─── Data to use ───

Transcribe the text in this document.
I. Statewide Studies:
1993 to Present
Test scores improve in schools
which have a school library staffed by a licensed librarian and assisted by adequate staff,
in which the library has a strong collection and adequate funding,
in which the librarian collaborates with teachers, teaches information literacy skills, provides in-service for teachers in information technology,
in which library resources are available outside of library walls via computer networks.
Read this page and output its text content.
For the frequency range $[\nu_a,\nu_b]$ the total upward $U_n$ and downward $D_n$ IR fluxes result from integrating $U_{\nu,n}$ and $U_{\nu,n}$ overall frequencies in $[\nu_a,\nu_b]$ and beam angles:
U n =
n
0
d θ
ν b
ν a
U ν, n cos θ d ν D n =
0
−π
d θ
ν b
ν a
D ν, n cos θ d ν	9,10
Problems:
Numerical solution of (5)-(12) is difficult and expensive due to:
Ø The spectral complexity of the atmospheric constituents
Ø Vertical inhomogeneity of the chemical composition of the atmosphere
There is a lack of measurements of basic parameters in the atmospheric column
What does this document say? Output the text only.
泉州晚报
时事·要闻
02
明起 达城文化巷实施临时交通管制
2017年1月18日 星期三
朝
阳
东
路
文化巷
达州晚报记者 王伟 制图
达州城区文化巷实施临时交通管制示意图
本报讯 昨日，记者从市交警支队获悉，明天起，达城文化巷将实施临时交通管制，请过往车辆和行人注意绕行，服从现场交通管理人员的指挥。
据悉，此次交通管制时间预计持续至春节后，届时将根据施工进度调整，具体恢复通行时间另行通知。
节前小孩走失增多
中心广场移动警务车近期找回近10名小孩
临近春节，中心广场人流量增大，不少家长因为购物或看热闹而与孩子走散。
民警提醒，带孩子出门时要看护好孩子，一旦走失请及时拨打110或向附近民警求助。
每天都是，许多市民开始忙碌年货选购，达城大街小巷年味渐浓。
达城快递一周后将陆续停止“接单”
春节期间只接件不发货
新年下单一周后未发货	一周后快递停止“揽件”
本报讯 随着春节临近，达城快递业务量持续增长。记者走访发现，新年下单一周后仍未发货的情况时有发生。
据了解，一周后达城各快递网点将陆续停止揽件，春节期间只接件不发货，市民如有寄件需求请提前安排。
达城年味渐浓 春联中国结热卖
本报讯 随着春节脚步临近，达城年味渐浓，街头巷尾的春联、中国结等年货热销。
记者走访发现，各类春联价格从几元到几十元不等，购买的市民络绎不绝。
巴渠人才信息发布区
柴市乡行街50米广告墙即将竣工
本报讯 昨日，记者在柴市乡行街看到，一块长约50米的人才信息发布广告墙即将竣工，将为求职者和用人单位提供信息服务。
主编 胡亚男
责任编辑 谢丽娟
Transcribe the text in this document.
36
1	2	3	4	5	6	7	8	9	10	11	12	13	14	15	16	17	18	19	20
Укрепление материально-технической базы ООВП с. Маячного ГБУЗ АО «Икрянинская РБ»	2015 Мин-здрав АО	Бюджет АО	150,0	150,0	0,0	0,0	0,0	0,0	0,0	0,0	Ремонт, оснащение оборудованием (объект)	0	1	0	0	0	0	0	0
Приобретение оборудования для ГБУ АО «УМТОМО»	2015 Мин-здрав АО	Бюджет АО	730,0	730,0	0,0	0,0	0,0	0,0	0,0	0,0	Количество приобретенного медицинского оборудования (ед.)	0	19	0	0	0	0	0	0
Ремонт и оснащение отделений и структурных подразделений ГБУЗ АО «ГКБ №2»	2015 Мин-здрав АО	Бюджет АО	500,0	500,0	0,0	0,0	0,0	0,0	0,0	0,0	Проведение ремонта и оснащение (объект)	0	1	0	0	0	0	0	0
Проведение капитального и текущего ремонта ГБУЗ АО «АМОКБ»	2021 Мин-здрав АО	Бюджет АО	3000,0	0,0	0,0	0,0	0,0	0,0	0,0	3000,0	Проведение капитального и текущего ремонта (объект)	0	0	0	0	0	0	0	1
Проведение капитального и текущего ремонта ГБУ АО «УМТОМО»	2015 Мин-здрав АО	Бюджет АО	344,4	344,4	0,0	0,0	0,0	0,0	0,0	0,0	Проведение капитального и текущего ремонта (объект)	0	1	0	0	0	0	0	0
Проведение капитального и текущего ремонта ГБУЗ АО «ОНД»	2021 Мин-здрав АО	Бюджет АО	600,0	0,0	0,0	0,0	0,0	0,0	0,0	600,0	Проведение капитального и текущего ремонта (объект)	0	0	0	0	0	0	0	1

───

Required work:
Output the complete data exactly as written.

Response to the task:
Transcribe the text in this document.
I. Statewide Studies:
1993 to Present
Test scores improve in schools
which have a school library staffed by a licensed librarian and assisted by adequate staff,
in which the library has a strong collection and adequate funding,
in which the librarian collaborates with teachers, teaches information literacy skills, provides in-service for teachers in information technology,
in which library resources are available outside of library walls via computer networks.
Read this page and output its text content.
For the frequency range $[\nu_a,\nu_b]$ the total upward $U_n$ and downward $D_n$ IR fluxes result from integrating $U_{\nu,n}$ and $U_{\nu,n}$ overall frequencies in $[\nu_a,\nu_b]$ and beam angles:
U n =
n
0
d θ
ν b
ν a
U ν, n cos θ d ν D n =
0
−π
d θ
ν b
ν a
D ν, n cos θ d ν	9,10
Problems:
Numerical solution of (5)-(12) is difficult and expensive due to:
Ø The spectral complexity of the atmospheric constituents
Ø Vertical inhomogeneity of the chemical composition of the atmosphere
There is a lack of measurements of basic parameters in the atmospheric column
What does this document say? Output the text only.
泉州晚报
时事·要闻
02
明起 达城文化巷实施临时交通管制
2017年1月18日 星期三
朝
阳
东
路
文化巷
达州晚报记者 王伟 制图
达州城区文化巷实施临时交通管制示意图
本报讯 昨日，记者从市交警支队获悉，明天起，达城文化巷将实施临时交通管制，请过往车辆和行人注意绕行，服从现场交通管理人员的指挥。
据悉，此次交通管制时间预计持续至春节后，届时将根据施工进度调整，具体恢复通行时间另行通知。
节前小孩走失增多
中心广场移动警务车近期找回近10名小孩
临近春节，中心广场人流量增大，不少家长因为购物或看热闹而与孩子走散。
民警提醒，带孩子出门时要看护好孩子，一旦走失请及时拨打110或向附近民警求助。
每天都是，许多市民开始忙碌年货选购，达城大街小巷年味渐浓。
达城快递一周后将陆续停止“接单”
春节期间只接件不发货
新年下单一周后未发货	一周后快递停止“揽件”
本报讯 随着春节临近，达城快递业务量持续增长。记者走访发现，新年下单一周后仍未发货的情况时有发生。
据了解，一周后达城各快递网点将陆续停止揽件，春节期间只接件不发货，市民如有寄件需求请提前安排。
达城年味渐浓 春联中国结热卖
本报讯 随着春节脚步临近，达城年味渐浓，街头巷尾的春联、中国结等年货热销。
记者走访发现，各类春联价格从几元到几十元不等，购买的市民络绎不绝。
巴渠人才信息发布区
柴市乡行街50米广告墙即将竣工
本报讯 昨日，记者在柴市乡行街看到，一块长约50米的人才信息发布广告墙即将竣工，将为求职者和用人单位提供信息服务。
主编 胡亚男
责任编辑 谢丽娟
Transcribe the text in this document.
36
1	2	3	4	5	6	7	8	9	10	11	12	13	14	15	16	17	18	19	20
Укрепление материально-технической базы ООВП с. Маячного ГБУЗ АО «Икрянинская РБ»	2015 Мин-здрав АО	Бюджет АО	150,0	150,0	0,0	0,0	0,0	0,0	0,0	0,0	Ремонт, оснащение оборудованием (объект)	0	1	0	0	0	0	0	0
Приобретение оборудования для ГБУ АО «УМТОМО»	2015 Мин-здрав АО	Бюджет АО	730,0	730,0	0,0	0,0	0,0	0,0	0,0	0,0	Количество приобретенного медицинского оборудования (ед.)	0	19	0	0	0	0	0	0
Ремонт и оснащение отделений и структурных подразделений ГБУЗ АО «ГКБ №2»	2015 Мин-здрав АО	Бюджет АО	500,0	500,0	0,0	0,0	0,0	0,0	0,0	0,0	Проведение ремонта и оснащение (объект)	0	1	0	0	0	0	0	0
Проведение капитального и текущего ремонта ГБУЗ АО «АМОКБ»	2021 Мин-здрав АО	Бюджет АО	3000,0	0,0	0,0	0,0	0,0	0,0	0,0	3000,0	Проведение капитального и текущего ремонта (объект)	0	0	0	0	0	0	0	1
Проведение капитального и текущего ремонта ГБУ АО «УМТОМО»	2015 Мин-здрав АО	Бюджет АО	344,4	344,4	0,0	0,0	0,0	0,0	0,0	0,0	Проведение капитального и текущего ремонта (объект)	0	1	0	0	0	0	0	0
Проведение капитального и текущего ремонта ГБУЗ АО «ОНД»	2021 Мин-здрав АО	Бюджет АО	600,0	0,0	0,0	0,0	0,0	0,0	0,0	600,0	Проведение капитального и текущего ремонта (объект)	0	0	0	0	0	0	0	1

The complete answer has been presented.